Work to do. Identify the lines that include the word "Beta", then copy all of them.

***** Provided data

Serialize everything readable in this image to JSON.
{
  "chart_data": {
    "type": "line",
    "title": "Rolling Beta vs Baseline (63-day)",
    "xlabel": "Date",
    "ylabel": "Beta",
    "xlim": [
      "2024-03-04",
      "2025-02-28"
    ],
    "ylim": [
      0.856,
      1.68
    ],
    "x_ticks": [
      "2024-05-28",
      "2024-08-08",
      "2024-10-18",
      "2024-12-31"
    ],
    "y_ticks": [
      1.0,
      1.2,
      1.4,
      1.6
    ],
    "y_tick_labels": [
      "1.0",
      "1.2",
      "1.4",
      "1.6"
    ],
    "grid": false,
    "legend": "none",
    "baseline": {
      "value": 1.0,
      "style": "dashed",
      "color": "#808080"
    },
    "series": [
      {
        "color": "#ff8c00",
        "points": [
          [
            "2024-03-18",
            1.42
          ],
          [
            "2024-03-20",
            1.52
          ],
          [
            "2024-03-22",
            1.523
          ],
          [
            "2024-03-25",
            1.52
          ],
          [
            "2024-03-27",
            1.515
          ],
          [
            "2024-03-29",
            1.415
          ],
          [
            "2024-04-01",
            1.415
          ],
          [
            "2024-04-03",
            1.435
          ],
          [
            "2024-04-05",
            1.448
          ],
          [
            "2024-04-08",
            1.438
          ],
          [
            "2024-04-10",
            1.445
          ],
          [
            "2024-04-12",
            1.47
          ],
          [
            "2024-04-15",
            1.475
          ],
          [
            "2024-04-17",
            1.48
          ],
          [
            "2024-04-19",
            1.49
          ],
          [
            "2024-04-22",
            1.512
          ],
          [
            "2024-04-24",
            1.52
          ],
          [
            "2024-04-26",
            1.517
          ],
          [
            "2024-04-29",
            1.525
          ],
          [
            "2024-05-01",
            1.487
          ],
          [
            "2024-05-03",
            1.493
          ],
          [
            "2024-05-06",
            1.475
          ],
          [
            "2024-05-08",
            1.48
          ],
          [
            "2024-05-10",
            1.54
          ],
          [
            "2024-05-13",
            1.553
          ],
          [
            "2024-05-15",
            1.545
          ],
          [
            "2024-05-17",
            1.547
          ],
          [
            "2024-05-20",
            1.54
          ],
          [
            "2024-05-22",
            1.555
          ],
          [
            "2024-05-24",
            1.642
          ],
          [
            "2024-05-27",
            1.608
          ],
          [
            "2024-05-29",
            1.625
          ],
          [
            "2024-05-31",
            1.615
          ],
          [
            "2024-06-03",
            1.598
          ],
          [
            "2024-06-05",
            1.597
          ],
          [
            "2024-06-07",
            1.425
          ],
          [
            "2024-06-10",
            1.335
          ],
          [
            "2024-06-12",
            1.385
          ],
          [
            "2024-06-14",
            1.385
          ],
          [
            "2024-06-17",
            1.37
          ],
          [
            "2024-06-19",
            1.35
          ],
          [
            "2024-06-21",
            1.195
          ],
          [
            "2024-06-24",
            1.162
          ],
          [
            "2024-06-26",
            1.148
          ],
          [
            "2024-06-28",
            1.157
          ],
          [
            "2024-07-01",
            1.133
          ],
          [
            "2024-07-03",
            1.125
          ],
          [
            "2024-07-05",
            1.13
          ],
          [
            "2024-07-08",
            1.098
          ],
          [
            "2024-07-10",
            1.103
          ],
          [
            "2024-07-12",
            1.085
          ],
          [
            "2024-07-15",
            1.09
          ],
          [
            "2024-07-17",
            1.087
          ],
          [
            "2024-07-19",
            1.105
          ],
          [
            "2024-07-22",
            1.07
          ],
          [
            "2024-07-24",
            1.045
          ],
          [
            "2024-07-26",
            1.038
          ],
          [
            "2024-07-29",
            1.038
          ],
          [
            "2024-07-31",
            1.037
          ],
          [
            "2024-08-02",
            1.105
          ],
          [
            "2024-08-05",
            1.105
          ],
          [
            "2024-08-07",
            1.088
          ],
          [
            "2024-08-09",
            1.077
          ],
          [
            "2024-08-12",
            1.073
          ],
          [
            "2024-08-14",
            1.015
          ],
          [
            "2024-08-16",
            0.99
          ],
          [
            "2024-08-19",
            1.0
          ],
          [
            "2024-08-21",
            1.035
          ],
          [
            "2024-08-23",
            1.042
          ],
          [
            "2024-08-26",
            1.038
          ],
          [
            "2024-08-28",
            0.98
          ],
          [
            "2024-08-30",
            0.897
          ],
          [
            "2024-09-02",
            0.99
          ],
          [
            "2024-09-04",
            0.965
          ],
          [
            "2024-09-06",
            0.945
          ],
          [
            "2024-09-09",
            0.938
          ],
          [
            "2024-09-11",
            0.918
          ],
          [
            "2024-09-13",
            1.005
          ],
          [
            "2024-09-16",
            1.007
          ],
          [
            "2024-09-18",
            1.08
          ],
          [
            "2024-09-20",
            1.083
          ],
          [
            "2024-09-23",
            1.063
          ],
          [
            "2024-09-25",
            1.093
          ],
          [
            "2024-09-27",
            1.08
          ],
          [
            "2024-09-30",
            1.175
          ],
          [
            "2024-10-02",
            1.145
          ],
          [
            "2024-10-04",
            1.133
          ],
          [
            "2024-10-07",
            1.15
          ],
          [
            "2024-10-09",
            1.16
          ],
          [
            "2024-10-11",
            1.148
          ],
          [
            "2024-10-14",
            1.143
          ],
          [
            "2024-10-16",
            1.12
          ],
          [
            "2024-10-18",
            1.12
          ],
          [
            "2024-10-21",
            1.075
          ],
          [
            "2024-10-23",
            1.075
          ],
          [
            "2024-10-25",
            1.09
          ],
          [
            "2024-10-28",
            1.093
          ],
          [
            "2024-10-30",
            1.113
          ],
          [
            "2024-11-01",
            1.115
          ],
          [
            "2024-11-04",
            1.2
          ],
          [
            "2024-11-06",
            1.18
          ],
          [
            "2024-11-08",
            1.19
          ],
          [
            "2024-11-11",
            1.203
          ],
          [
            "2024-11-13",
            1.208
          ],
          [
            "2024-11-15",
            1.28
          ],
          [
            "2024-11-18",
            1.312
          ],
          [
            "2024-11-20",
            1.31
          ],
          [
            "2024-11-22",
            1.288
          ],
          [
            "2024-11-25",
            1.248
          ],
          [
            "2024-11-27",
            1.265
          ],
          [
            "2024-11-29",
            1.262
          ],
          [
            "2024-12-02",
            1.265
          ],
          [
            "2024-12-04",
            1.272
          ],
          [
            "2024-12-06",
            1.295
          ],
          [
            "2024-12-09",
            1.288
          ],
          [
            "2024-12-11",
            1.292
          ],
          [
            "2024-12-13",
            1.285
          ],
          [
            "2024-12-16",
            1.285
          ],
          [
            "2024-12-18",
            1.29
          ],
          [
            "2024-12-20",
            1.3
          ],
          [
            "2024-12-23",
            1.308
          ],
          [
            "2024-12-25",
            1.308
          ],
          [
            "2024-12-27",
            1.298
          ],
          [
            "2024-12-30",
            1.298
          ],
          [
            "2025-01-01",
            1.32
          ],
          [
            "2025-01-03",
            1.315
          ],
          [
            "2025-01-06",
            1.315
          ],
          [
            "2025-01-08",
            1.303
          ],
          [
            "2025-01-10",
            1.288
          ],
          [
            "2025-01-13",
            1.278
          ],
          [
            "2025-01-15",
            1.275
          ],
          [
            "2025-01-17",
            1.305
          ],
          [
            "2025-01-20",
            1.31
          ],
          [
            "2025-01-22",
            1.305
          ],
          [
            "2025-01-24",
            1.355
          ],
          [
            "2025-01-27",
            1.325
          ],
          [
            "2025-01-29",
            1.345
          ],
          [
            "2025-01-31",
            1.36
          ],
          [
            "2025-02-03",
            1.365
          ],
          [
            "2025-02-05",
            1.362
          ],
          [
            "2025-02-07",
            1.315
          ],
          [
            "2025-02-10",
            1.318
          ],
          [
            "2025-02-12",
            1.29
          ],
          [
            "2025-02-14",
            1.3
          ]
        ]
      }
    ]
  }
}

**********

The answer.
    "title": "Rolling Beta vs Baseline (63-day)",
    "ylabel": "Beta",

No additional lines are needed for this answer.